# Source material
>>>>

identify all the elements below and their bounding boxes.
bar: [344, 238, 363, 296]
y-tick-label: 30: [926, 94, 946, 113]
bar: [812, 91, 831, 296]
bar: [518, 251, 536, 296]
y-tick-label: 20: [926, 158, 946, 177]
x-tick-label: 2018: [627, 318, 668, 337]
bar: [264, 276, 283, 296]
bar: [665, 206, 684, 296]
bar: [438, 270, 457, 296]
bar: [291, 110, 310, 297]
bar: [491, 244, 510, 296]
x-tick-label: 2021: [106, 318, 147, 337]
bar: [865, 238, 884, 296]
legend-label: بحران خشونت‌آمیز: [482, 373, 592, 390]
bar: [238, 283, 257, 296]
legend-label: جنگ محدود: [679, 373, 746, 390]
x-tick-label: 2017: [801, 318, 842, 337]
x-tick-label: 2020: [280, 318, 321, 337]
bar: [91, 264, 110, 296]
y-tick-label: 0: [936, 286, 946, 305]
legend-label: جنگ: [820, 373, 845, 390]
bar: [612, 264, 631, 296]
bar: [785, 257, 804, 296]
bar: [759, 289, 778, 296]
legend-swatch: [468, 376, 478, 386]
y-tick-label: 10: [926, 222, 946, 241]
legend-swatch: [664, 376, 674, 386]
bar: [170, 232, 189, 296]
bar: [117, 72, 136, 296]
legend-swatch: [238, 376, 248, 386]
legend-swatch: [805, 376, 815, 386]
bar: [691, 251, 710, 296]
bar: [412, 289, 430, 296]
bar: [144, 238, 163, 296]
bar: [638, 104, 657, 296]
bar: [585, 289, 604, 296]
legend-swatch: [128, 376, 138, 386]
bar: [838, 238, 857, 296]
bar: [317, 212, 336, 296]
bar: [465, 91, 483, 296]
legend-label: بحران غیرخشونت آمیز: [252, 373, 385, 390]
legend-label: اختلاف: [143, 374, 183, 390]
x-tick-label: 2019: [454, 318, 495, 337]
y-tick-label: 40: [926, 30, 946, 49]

<<<<

# Instructions to follow
Tally the lines of the material above that contain the string "swatch", and give only the number.

# Output below
5